-- BEGIN Material supplied --

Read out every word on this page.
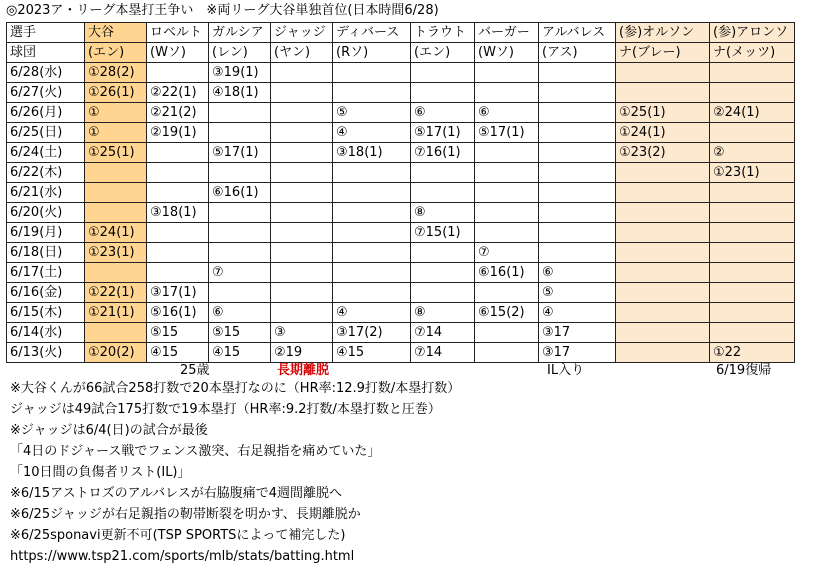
◎2023ア・リーグ本塁打王争い　※両リーグ大谷単独首位(日本時間6/28)
選手	大谷	ロベルト	ガルシア	ジャッジ	ディバース	トラウト	バーガー	アルバレス	(参)オルソン	(参)アロンソ
球団	(エン)	(Wソ)	(レン)	(ヤン)	(Rソ)	(エン)	(Wソ)	(アス)	ナ(ブレー)	ナ(メッツ)
6/28(水)	①28(2)		③19(1)							
6/27(火)	①26(1)	②22(1)	④18(1)							
6/26(月)	①	②21(2)			⑤	⑥	⑥		①25(1)	②24(1)
6/25(日)	①	②19(1)			④	⑤17(1)	⑤17(1)		①24(1)	
6/24(土)	①25(1)		⑤17(1)		③18(1)	⑦16(1)			①23(2)	②
6/22(木)										①23(1)
6/21(水)			⑥16(1)							
6/20(火)		③18(1)				⑧				
6/19(月)	①24(1)					⑦15(1)				
6/18(日)	①23(1)						⑦			
6/17(土)			⑦				⑥16(1)	⑥		
6/16(金)	①22(1)	③17(1)						⑤		
6/15(木)	①21(1)	⑤16(1)	⑥		④	⑧	⑥15(2)	④		
6/14(水)		⑤15	⑤15	③	③17(2)	⑦14		③17		
6/13(火)	①20(2)	④15	④15	②19	④15	⑦14		③17		①22
25歳	長期離脱	IL入り	6/19復帰
※大谷くんが66試合258打数で20本塁打なのに（HR率:12.9打数/本塁打数）
ジャッジは49試合175打数で19本塁打（HR率:9.2打数/本塁打数と圧巻）
※ジャッジは6/4(日)の試合が最後
「4日のドジャース戦でフェンス激突、右足親指を痛めていた」
「10日間の負傷者リスト(IL)」
※6/15アストロズのアルバレスが右脇腹痛で4週間離脱へ
※6/25ジャッジが右足親指の靭帯断裂を明かす、長期離脱か
※6/25sponavi更新不可(TSP SPORTSによって補完した)
https://www.tsp21.com/sports/mlb/stats/batting.html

-- END Material supplied --

• [Work to be completed]: Copy out the whole listing exactly, and don't carry over any pictures.

• [Final answer]:
Read out every word on this page.
◎2023ア・リーグ本塁打王争い　※両リーグ大谷単独首位(日本時間6/28)
選手	大谷	ロベルト	ガルシア	ジャッジ	ディバース	トラウト	バーガー	アルバレス	(参)オルソン	(参)アロンソ
球団	(エン)	(Wソ)	(レン)	(ヤン)	(Rソ)	(エン)	(Wソ)	(アス)	ナ(ブレー)	ナ(メッツ)
6/28(水)	①28(2)		③19(1)							
6/27(火)	①26(1)	②22(1)	④18(1)							
6/26(月)	①	②21(2)			⑤	⑥	⑥		①25(1)	②24(1)
6/25(日)	①	②19(1)			④	⑤17(1)	⑤17(1)		①24(1)	
6/24(土)	①25(1)		⑤17(1)		③18(1)	⑦16(1)			①23(2)	②
6/22(木)										①23(1)
6/21(水)			⑥16(1)							
6/20(火)		③18(1)				⑧				
6/19(月)	①24(1)					⑦15(1)				
6/18(日)	①23(1)						⑦			
6/17(土)			⑦				⑥16(1)	⑥		
6/16(金)	①22(1)	③17(1)						⑤		
6/15(木)	①21(1)	⑤16(1)	⑥		④	⑧	⑥15(2)	④		
6/14(水)		⑤15	⑤15	③	③17(2)	⑦14		③17		
6/13(火)	①20(2)	④15	④15	②19	④15	⑦14		③17		①22
25歳	長期離脱	IL入り	6/19復帰
※大谷くんが66試合258打数で20本塁打なのに（HR率:12.9打数/本塁打数）
ジャッジは49試合175打数で19本塁打（HR率:9.2打数/本塁打数と圧巻）
※ジャッジは6/4(日)の試合が最後
「4日のドジャース戦でフェンス激突、右足親指を痛めていた」
「10日間の負傷者リスト(IL)」
※6/15アストロズのアルバレスが右脇腹痛で4週間離脱へ
※6/25ジャッジが右足親指の靭帯断裂を明かす、長期離脱か
※6/25sponavi更新不可(TSP SPORTSによって補完した)
https://www.tsp21.com/sports/mlb/stats/batting.html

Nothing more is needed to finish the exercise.